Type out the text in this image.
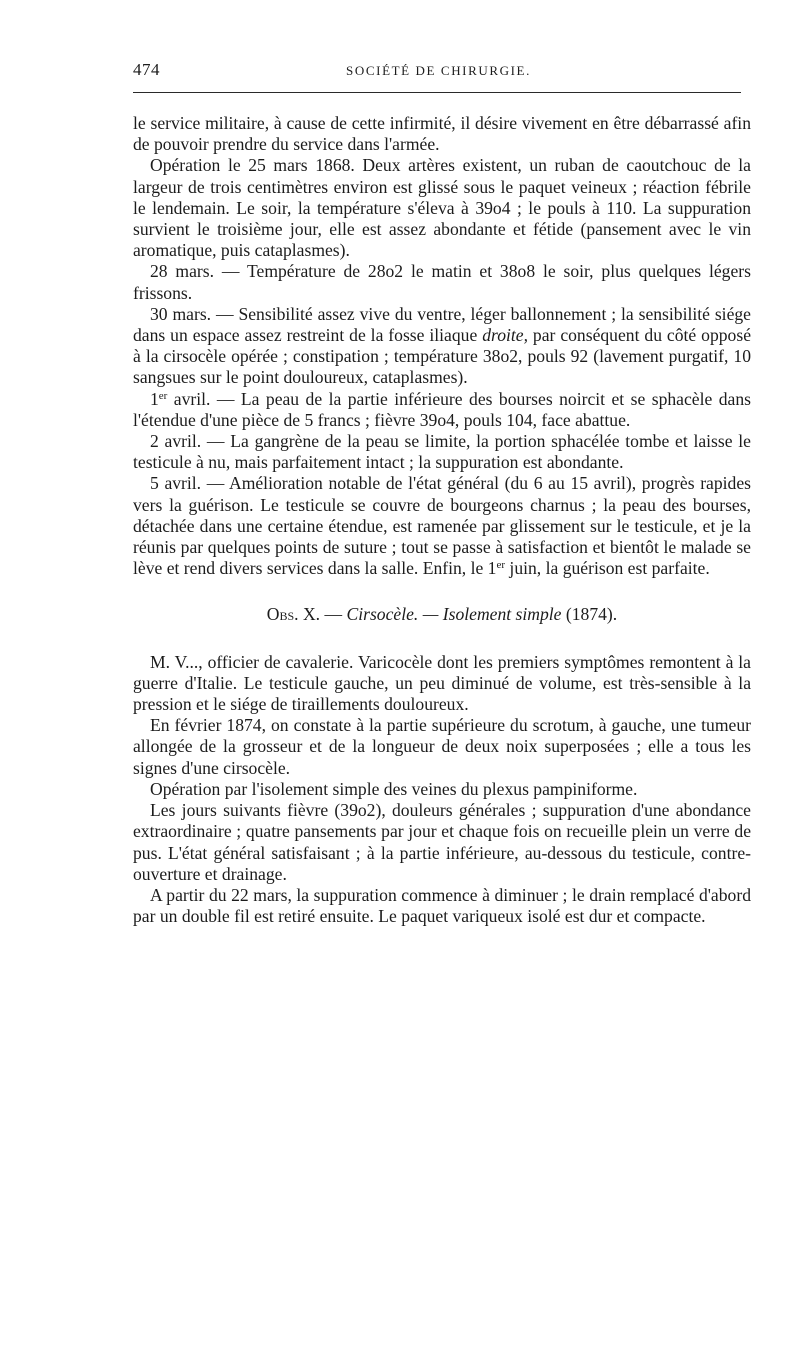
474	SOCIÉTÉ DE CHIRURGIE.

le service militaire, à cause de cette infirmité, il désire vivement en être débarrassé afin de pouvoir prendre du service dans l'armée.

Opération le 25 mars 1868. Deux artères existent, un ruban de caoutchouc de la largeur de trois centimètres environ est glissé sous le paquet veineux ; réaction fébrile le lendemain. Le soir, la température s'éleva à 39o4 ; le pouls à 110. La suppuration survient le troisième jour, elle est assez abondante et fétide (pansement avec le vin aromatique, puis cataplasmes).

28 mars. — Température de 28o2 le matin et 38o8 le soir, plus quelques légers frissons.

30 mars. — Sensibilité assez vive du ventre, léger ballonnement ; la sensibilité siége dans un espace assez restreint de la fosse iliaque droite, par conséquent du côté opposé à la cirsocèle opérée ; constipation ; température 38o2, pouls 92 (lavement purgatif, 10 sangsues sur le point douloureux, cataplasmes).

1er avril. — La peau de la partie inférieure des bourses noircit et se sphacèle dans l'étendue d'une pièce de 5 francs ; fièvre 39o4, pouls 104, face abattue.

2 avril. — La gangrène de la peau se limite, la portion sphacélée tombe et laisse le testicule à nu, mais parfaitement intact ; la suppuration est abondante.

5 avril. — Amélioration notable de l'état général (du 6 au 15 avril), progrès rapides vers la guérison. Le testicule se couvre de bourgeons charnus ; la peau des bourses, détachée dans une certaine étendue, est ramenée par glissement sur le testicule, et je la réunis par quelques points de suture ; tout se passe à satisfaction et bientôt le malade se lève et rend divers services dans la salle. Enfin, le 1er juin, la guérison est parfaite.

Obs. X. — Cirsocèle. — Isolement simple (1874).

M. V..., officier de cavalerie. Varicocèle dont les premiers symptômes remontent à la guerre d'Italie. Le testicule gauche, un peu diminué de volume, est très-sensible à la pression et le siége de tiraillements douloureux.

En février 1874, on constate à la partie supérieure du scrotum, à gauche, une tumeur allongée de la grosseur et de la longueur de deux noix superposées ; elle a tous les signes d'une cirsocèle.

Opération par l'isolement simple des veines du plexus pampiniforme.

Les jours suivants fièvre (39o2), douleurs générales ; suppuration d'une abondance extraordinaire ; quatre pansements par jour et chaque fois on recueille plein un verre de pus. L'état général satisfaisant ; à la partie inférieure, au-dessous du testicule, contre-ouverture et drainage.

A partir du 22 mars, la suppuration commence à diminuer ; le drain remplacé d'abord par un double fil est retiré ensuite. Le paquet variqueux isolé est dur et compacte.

GIVEN TASK:
Print all of the entries word for word. Skip any images they contain.

PROBLEM SOLUTION:
Type out the text in this image.
474	SOCIÉTÉ DE CHIRURGIE.

le service militaire, à cause de cette infirmité, il désire vivement en être débarrassé afin de pouvoir prendre du service dans l'armée.

Opération le 25 mars 1868. Deux artères existent, un ruban de caoutchouc de la largeur de trois centimètres environ est glissé sous le paquet veineux ; réaction fébrile le lendemain. Le soir, la température s'éleva à 39o4 ; le pouls à 110. La suppuration survient le troisième jour, elle est assez abondante et fétide (pansement avec le vin aromatique, puis cataplasmes).

28 mars. — Température de 28o2 le matin et 38o8 le soir, plus quelques légers frissons.

30 mars. — Sensibilité assez vive du ventre, léger ballonnement ; la sensibilité siége dans un espace assez restreint de la fosse iliaque droite, par conséquent du côté opposé à la cirsocèle opérée ; constipation ; température 38o2, pouls 92 (lavement purgatif, 10 sangsues sur le point douloureux, cataplasmes).

1er avril. — La peau de la partie inférieure des bourses noircit et se sphacèle dans l'étendue d'une pièce de 5 francs ; fièvre 39o4, pouls 104, face abattue.

2 avril. — La gangrène de la peau se limite, la portion sphacélée tombe et laisse le testicule à nu, mais parfaitement intact ; la suppuration est abondante.

5 avril. — Amélioration notable de l'état général (du 6 au 15 avril), progrès rapides vers la guérison. Le testicule se couvre de bourgeons charnus ; la peau des bourses, détachée dans une certaine étendue, est ramenée par glissement sur le testicule, et je la réunis par quelques points de suture ; tout se passe à satisfaction et bientôt le malade se lève et rend divers services dans la salle. Enfin, le 1er juin, la guérison est parfaite.

Obs. X. — Cirsocèle. — Isolement simple (1874).

M. V..., officier de cavalerie. Varicocèle dont les premiers symptômes remontent à la guerre d'Italie. Le testicule gauche, un peu diminué de volume, est très-sensible à la pression et le siége de tiraillements douloureux.

En février 1874, on constate à la partie supérieure du scrotum, à gauche, une tumeur allongée de la grosseur et de la longueur de deux noix superposées ; elle a tous les signes d'une cirsocèle.

Opération par l'isolement simple des veines du plexus pampiniforme.

Les jours suivants fièvre (39o2), douleurs générales ; suppuration d'une abondance extraordinaire ; quatre pansements par jour et chaque fois on recueille plein un verre de pus. L'état général satisfaisant ; à la partie inférieure, au-dessous du testicule, contre-ouverture et drainage.

A partir du 22 mars, la suppuration commence à diminuer ; le drain remplacé d'abord par un double fil est retiré ensuite. Le paquet variqueux isolé est dur et compacte.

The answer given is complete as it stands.